# Excerpted passage
## start
One more reason to question Bible College training

In other blogs, I have argued against the usefulness of Bible Colleges for training the next generation of Christian workers. Here I focus on one additional argument against the practise: it creates minds that can't think simply.

The college trained mind
Whatever subject you train for in a college setting (with the exception perhaps of the excellent apprentice schemes for practical skills), your mind gets trained in a certain way; can't be helped.

You are encouarged to analyse, systematise, rationalise, and so on. The end product of university training on the mind, including the requirement to write essays and revise for exams is a mind that uses big words and complicated words and sentences, and often thinks conceptually.

Part of the reason for the college kind of reasoning, writing and speaking is that the people we are writing for, examined by and speak to at College have the same kinds of minds: mind reproduces mind.

Part of the reason for big words is that they are shorthand for what would be longer descriptions.

For example
So, if a College trained mind is talking about the wonderful truth that Jesus died in my place, he would refer to the "Penal Substitution of Christ."
## end
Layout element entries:
## start
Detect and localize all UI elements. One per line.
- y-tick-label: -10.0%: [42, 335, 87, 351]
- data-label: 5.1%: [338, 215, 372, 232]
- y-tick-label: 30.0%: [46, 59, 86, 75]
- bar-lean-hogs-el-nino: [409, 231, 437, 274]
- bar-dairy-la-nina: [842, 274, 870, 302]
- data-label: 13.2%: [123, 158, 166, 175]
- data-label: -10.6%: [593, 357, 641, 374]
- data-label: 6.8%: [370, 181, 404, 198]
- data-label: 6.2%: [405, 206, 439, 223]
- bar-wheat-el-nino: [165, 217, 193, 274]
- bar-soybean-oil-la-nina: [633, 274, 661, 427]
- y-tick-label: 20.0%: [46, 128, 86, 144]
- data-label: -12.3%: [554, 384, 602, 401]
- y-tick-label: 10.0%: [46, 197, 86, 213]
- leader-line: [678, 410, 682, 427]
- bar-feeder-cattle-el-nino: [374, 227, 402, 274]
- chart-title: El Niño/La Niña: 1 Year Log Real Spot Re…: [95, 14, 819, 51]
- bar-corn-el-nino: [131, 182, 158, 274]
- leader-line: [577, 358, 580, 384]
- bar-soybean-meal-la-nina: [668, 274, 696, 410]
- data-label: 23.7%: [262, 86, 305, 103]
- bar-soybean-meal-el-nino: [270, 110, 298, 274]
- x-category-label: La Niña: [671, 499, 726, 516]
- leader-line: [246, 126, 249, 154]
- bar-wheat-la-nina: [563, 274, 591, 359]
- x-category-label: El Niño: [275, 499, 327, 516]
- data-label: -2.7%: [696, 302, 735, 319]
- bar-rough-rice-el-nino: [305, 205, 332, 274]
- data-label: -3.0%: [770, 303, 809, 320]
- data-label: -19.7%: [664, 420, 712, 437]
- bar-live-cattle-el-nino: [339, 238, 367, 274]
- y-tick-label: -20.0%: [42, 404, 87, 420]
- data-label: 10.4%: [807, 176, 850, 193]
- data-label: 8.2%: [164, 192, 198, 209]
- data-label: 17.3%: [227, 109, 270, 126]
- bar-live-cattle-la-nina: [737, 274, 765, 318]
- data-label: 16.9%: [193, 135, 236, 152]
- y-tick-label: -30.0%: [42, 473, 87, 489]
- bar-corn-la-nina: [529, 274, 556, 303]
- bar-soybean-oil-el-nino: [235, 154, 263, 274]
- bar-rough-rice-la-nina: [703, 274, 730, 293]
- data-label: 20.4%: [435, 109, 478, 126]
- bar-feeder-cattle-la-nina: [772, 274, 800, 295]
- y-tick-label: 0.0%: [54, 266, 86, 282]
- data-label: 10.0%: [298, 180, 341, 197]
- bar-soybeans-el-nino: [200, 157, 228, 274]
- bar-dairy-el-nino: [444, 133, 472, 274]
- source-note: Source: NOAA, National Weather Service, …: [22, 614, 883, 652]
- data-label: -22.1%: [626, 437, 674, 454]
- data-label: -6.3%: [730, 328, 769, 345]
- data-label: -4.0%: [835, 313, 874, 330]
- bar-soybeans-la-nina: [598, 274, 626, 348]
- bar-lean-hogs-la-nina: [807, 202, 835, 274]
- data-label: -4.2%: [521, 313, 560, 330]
## end
# Exercises to complete
a - Answer these from the Bible College excerpt:
(i) Which kind of training does the author suggest might be an exception to the way college shapes the mind?
(ii) What does the author say big words serve as shorthand for?
(iii) What phrase would a College trained mind use for the truth that Jesus died in my place?
b - Could you shorten the paragraph beginning "Part of the reason for the college kind of reasoning" in the Bible College excerpt?

# Responses for each task
a -
(i) The excellent apprentice schemes for practical skills.
(ii) Longer descriptions.
(iii) "Penal Substitution of Christ."

b - College-style reasoning, writing and speaking persist partly because the people at College whom students write for, are examined by and speak to have the same kinds of minds. Mind reproduces mind.